** BEGIN THE RECORDS **

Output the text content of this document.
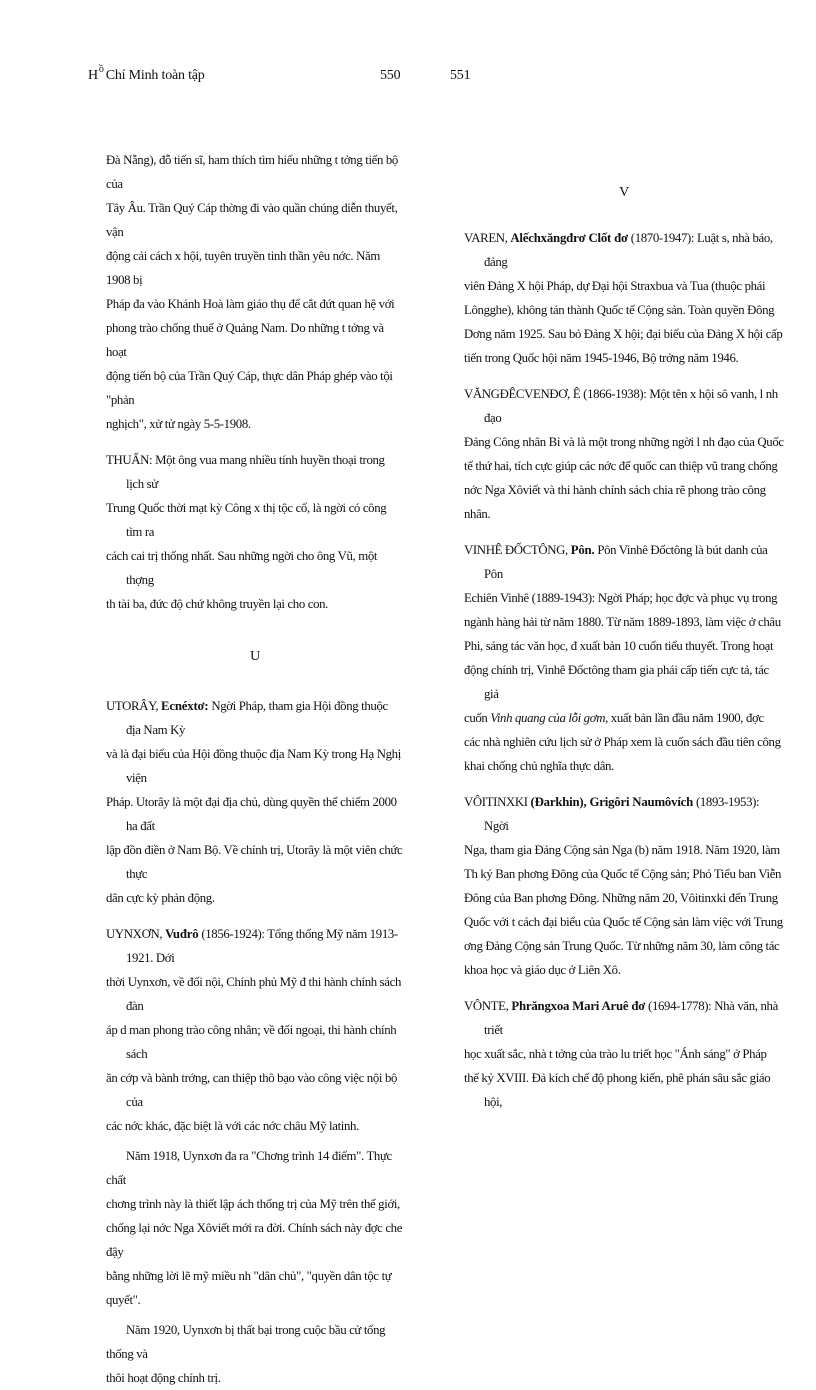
$H^ồ$ Chí Minh toàn tập	550	551
Đà Nẵng), đỗ tiến sĩ, ham thích tìm hiểu những t tởng tiến bộ của
Tây Âu. Trần Quý Cáp thờng đi vào quần chúng diễn thuyết, vận
động cải cách x hội, tuyên truyền tinh thần yêu nớc. Năm 1908 bị
Pháp đa vào Khánh Hoà làm giáo thụ để cắt đứt quan hệ với
phong trào chống thuế ở Quảng Nam. Do những t tởng và hoạt
động tiến bộ của Trần Quý Cáp, thực dân Pháp ghép vào tội "phản
nghịch", xử tử ngày 5-5-1908.
THUẤN: Một ông vua mang nhiều tính huyền thoại trong lịch sử
Trung Quốc thời mạt kỳ Công x thị tộc cổ, là ngời có công tìm ra
cách cai trị thống nhất. Sau những ngời cho ông Vũ, một thợng
th tài ba, đức độ chứ không truyền lại cho con.
U
UTORÂY, Ecnéxtơ: Ngời Pháp, tham gia Hội đồng thuộc địa Nam Kỳ
và là đại biểu của Hội đồng thuộc địa Nam Kỳ trong Hạ Nghị viện
Pháp. Utorây là một đại địa chủ, dùng quyền thế chiếm 2000 ha đất
lập đồn điền ở Nam Bộ. Về chính trị, Utorây là một viên chức thực
dân cực kỳ phản động.
UYNXƠN, Vuđrô (1856-1924): Tổng thống Mỹ năm 1913-1921. Dới
thời Uynxơn, về đối nội, Chính phủ Mỹ đ thi hành chính sách đàn
áp d man phong trào công nhân; về đối ngoại, thi hành chính sách
ăn cớp và bành trớng, can thiệp thô bạo vào công việc nội bộ của
các nớc khác, đặc biệt là với các nớc châu Mỹ latinh.
Năm 1918, Uynxơn đa ra "Chơng trình 14 điểm". Thực chất
chơng trình này là thiết lập ách thống trị của Mỹ trên thế giới,
chống lại nớc Nga Xôviết mới ra đời. Chính sách này đợc che đậy
bằng những lời lẽ mỹ miều nh "dân chủ", "quyền dân tộc tự quyết".
Năm 1920, Uynxơn bị thất bại trong cuộc bầu cử tổng thống và
thôi hoạt động chính trị.
V
VAREN, Alếchxăngđrơ Clốt đơ (1870-1947): Luật s, nhà báo, đảng
viên Đảng X hội Pháp, dự Đại hội Straxbua và Tua (thuộc phái
Lôngghe), không tán thành Quốc tế Cộng sản. Toàn quyền Đông
Dơng năm 1925. Sau bỏ Đảng X hội; đại biểu của Đảng X hội cấp
tiến trong Quốc hội năm 1945-1946, Bộ trởng năm 1946.
VĂNGĐÊCVENĐƠ, Ê (1866-1938): Một tên x hội sô vanh, l nh đạo
Đảng Công nhân Bỉ và là một trong những ngời l nh đạo của Quốc
tế thứ hai, tích cực giúp các nớc đế quốc can thiệp vũ trang chống
nớc Nga Xôviết và thi hành chính sách chia rẽ phong trào công
nhân.
VINHÊ ĐỐCTÔNG, Pôn. Pôn Vinhê Đốctông là bút danh của Pôn
Echiên Vinhê (1889-1943): Ngời Pháp; học đợc và phục vụ trong
ngành hàng hải từ năm 1880. Từ năm 1889-1893, làm việc ở châu
Phi, sáng tác văn học, đ xuất bản 10 cuốn tiểu thuyết. Trong hoạt
động chính trị, Vinhê Đốctông tham gia phái cấp tiến cực tả, tác giả
cuốn Vinh quang của lỗi gơm, xuất bản lần đầu năm 1900, đợc
các nhà nghiên cứu lịch sử ở Pháp xem là cuốn sách đầu tiên công
khai chống chủ nghĩa thực dân.
VÔITINXKI (Đarkhin), Grigôri Naumôvích (1893-1953): Ngời
Nga, tham gia Đảng Cộng sản Nga (b) năm 1918. Năm 1920, làm
Th ký Ban phơng Đông của Quốc tế Cộng sản; Phó Tiểu ban Viễn
Đông của Ban phơng Đông. Những năm 20, Vôitinxki đến Trung
Quốc với t cách đại biểu của Quốc tế Cộng sản làm việc với Trung
ơng Đảng Cộng sản Trung Quốc. Từ những năm 30, làm công tác
khoa học và giáo dục ở Liên Xô.
VÔNTE, Phrăngxoa Mari Aruê đơ (1694-1778): Nhà văn, nhà triết
học xuất sắc, nhà t tởng của trào lu triết học "Ánh sáng" ở Pháp
thế kỷ XVIII. Đả kích chế độ phong kiến, phê phán sâu sắc giáo hội,
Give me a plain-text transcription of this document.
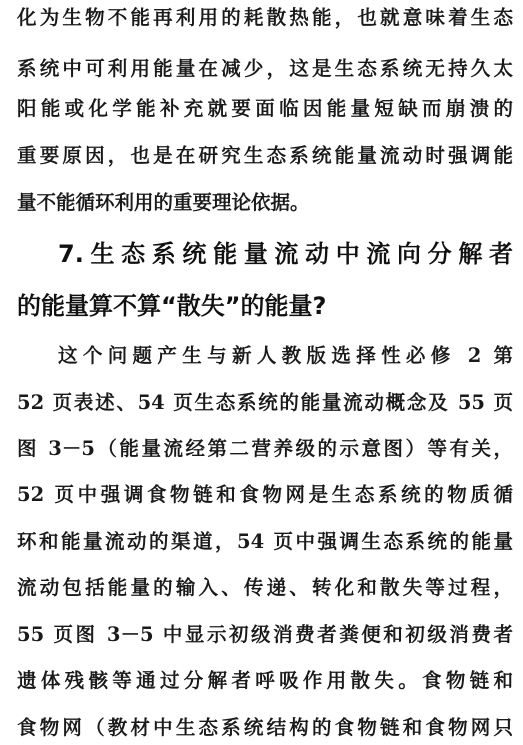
化为生物不能再利用的耗散热能，也就意味着生态
系统中可利用能量在减少，这是生态系统无持久太
阳能或化学能补充就要面临因能量短缺而崩溃的
重要原因，也是在研究生态系统能量流动时强调能
量不能循环利用的重要理论依据。
7.生态系统能量流动中流向分解者
的能量算不算“散失”的能量?
这个问题产生与新人教版选择性必修 2 第
52 页表述、54 页生态系统的能量流动概念及 55 页
图 3－5（能量流经第二营养级的示意图）等有关，
52 页中强调食物链和食物网是生态系统的物质循
环和能量流动的渠道，54 页中强调生态系统的能量
流动包括能量的输入、传递、转化和散失等过程，
55 页图 3－5 中显示初级消费者粪便和初级消费者
遗体残骸等通过分解者呼吸作用散失。食物链和
食物网（教材中生态系统结构的食物链和食物网只
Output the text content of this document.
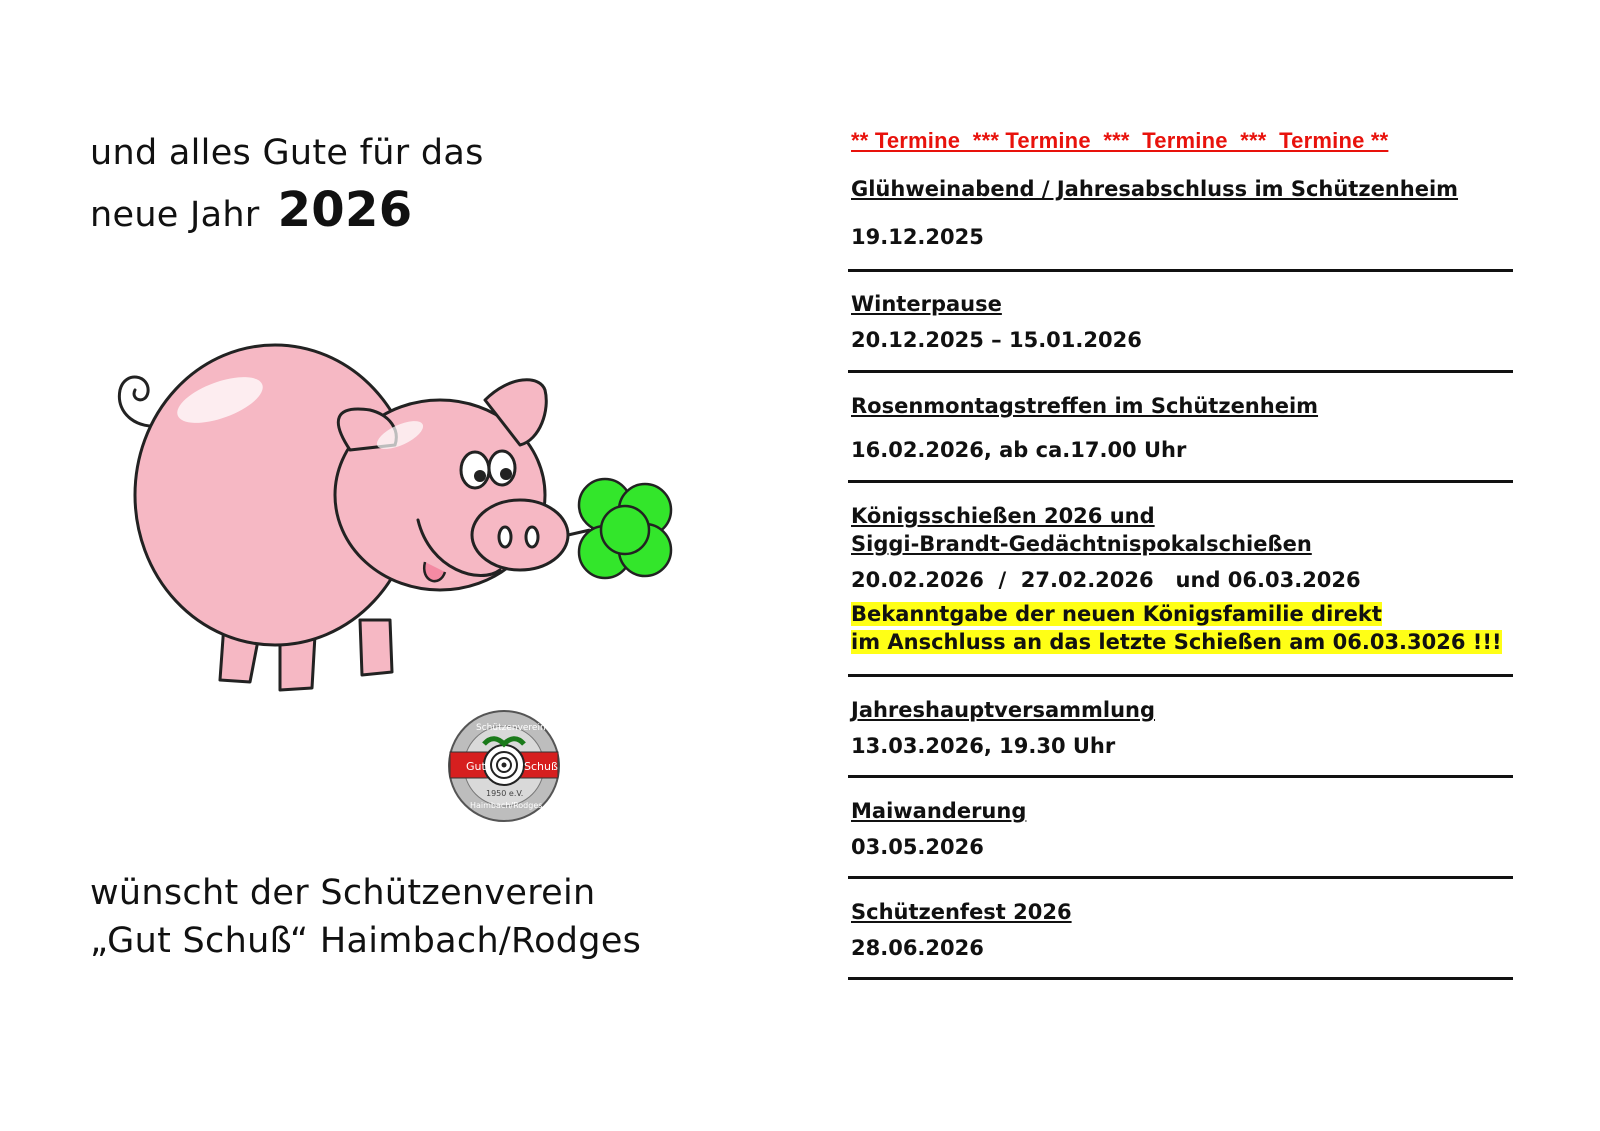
und alles Gute für das
neue Jahr 2026
Gut	Schuß
Schützenverein
1950 e.V.
Haimbach/Rodges
wünscht der Schützenverein
„Gut Schuß“ Haimbach/Rodges
** Termine  *** Termine  ***  Termine  ***  Termine **
Glühweinabend / Jahresabschluss im Schützenheim
19.12.2025
Winterpause
20.12.2025 – 15.01.2026
Rosenmontagstreffen im Schützenheim
16.02.2026, ab ca.17.00 Uhr
Königsschießen 2026 und
Siggi-Brandt-Gedächtnispokalschießen
20.02.2026  /  27.02.2026   und 06.03.2026
Bekanntgabe der neuen Königsfamilie direkt
im Anschluss an das letzte Schießen am 06.03.3026 !!!
Jahreshauptversammlung
13.03.2026, 19.30 Uhr
Maiwanderung
03.05.2026
Schützenfest 2026
28.06.2026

** END THE RECORDS **

EXERCISE DIRECTIONS: Every line of the material is to be quoted exactly, with no pictures carried over.

EXERCISE RESULT:
Output the text content of this document.
$H^ồ$ Chí Minh toàn tập	550	551
Đà Nẵng), đỗ tiến sĩ, ham thích tìm hiểu những t tởng tiến bộ của
Tây Âu. Trần Quý Cáp thờng đi vào quần chúng diễn thuyết, vận
động cải cách x hội, tuyên truyền tinh thần yêu nớc. Năm 1908 bị
Pháp đa vào Khánh Hoà làm giáo thụ để cắt đứt quan hệ với
phong trào chống thuế ở Quảng Nam. Do những t tởng và hoạt
động tiến bộ của Trần Quý Cáp, thực dân Pháp ghép vào tội "phản
nghịch", xử tử ngày 5-5-1908.
THUẤN: Một ông vua mang nhiều tính huyền thoại trong lịch sử
Trung Quốc thời mạt kỳ Công x thị tộc cổ, là ngời có công tìm ra
cách cai trị thống nhất. Sau những ngời cho ông Vũ, một thợng
th tài ba, đức độ chứ không truyền lại cho con.
U
UTORÂY, Ecnéxtơ: Ngời Pháp, tham gia Hội đồng thuộc địa Nam Kỳ
và là đại biểu của Hội đồng thuộc địa Nam Kỳ trong Hạ Nghị viện
Pháp. Utorây là một đại địa chủ, dùng quyền thế chiếm 2000 ha đất
lập đồn điền ở Nam Bộ. Về chính trị, Utorây là một viên chức thực
dân cực kỳ phản động.
UYNXƠN, Vuđrô (1856-1924): Tổng thống Mỹ năm 1913-1921. Dới
thời Uynxơn, về đối nội, Chính phủ Mỹ đ thi hành chính sách đàn
áp d man phong trào công nhân; về đối ngoại, thi hành chính sách
ăn cớp và bành trớng, can thiệp thô bạo vào công việc nội bộ của
các nớc khác, đặc biệt là với các nớc châu Mỹ latinh.
Năm 1918, Uynxơn đa ra "Chơng trình 14 điểm". Thực chất
chơng trình này là thiết lập ách thống trị của Mỹ trên thế giới,
chống lại nớc Nga Xôviết mới ra đời. Chính sách này đợc che đậy
bằng những lời lẽ mỹ miều nh "dân chủ", "quyền dân tộc tự quyết".
Năm 1920, Uynxơn bị thất bại trong cuộc bầu cử tổng thống và
thôi hoạt động chính trị.
V
VAREN, Alếchxăngđrơ Clốt đơ (1870-1947): Luật s, nhà báo, đảng
viên Đảng X hội Pháp, dự Đại hội Straxbua và Tua (thuộc phái
Lôngghe), không tán thành Quốc tế Cộng sản. Toàn quyền Đông
Dơng năm 1925. Sau bỏ Đảng X hội; đại biểu của Đảng X hội cấp
tiến trong Quốc hội năm 1945-1946, Bộ trởng năm 1946.
VĂNGĐÊCVENĐƠ, Ê (1866-1938): Một tên x hội sô vanh, l nh đạo
Đảng Công nhân Bỉ và là một trong những ngời l nh đạo của Quốc
tế thứ hai, tích cực giúp các nớc đế quốc can thiệp vũ trang chống
nớc Nga Xôviết và thi hành chính sách chia rẽ phong trào công
nhân.
VINHÊ ĐỐCTÔNG, Pôn. Pôn Vinhê Đốctông là bút danh của Pôn
Echiên Vinhê (1889-1943): Ngời Pháp; học đợc và phục vụ trong
ngành hàng hải từ năm 1880. Từ năm 1889-1893, làm việc ở châu
Phi, sáng tác văn học, đ xuất bản 10 cuốn tiểu thuyết. Trong hoạt
động chính trị, Vinhê Đốctông tham gia phái cấp tiến cực tả, tác giả
cuốn Vinh quang của lỗi gơm, xuất bản lần đầu năm 1900, đợc
các nhà nghiên cứu lịch sử ở Pháp xem là cuốn sách đầu tiên công
khai chống chủ nghĩa thực dân.
VÔITINXKI (Đarkhin), Grigôri Naumôvích (1893-1953): Ngời
Nga, tham gia Đảng Cộng sản Nga (b) năm 1918. Năm 1920, làm
Th ký Ban phơng Đông của Quốc tế Cộng sản; Phó Tiểu ban Viễn
Đông của Ban phơng Đông. Những năm 20, Vôitinxki đến Trung
Quốc với t cách đại biểu của Quốc tế Cộng sản làm việc với Trung
ơng Đảng Cộng sản Trung Quốc. Từ những năm 30, làm công tác
khoa học và giáo dục ở Liên Xô.
VÔNTE, Phrăngxoa Mari Aruê đơ (1694-1778): Nhà văn, nhà triết
học xuất sắc, nhà t tởng của trào lu triết học "Ánh sáng" ở Pháp
thế kỷ XVIII. Đả kích chế độ phong kiến, phê phán sâu sắc giáo hội,
Give me a plain-text transcription of this document.
化为生物不能再利用的耗散热能，也就意味着生态
系统中可利用能量在减少，这是生态系统无持久太
阳能或化学能补充就要面临因能量短缺而崩溃的
重要原因，也是在研究生态系统能量流动时强调能
量不能循环利用的重要理论依据。
7.生态系统能量流动中流向分解者
的能量算不算“散失”的能量?
这个问题产生与新人教版选择性必修 2 第
52 页表述、54 页生态系统的能量流动概念及 55 页
图 3－5（能量流经第二营养级的示意图）等有关，
52 页中强调食物链和食物网是生态系统的物质循
环和能量流动的渠道，54 页中强调生态系统的能量
流动包括能量的输入、传递、转化和散失等过程，
55 页图 3－5 中显示初级消费者粪便和初级消费者
遗体残骸等通过分解者呼吸作用散失。食物链和
食物网（教材中生态系统结构的食物链和食物网只
Output the text content of this document.
und alles Gute für das
neue Jahr 2026
Gut	Schuß
Schützenverein
1950 e.V.
Haimbach/Rodges
wünscht der Schützenverein
„Gut Schuß“ Haimbach/Rodges
** Termine  *** Termine  ***  Termine  ***  Termine **
Glühweinabend / Jahresabschluss im Schützenheim
19.12.2025
Winterpause
20.12.2025 – 15.01.2026
Rosenmontagstreffen im Schützenheim
16.02.2026, ab ca.17.00 Uhr
Königsschießen 2026 und
Siggi-Brandt-Gedächtnispokalschießen
20.02.2026  /  27.02.2026   und 06.03.2026
Bekanntgabe der neuen Königsfamilie direkt
im Anschluss an das letzte Schießen am 06.03.3026 !!!
Jahreshauptversammlung
13.03.2026, 19.30 Uhr
Maiwanderung
03.05.2026
Schützenfest 2026
28.06.2026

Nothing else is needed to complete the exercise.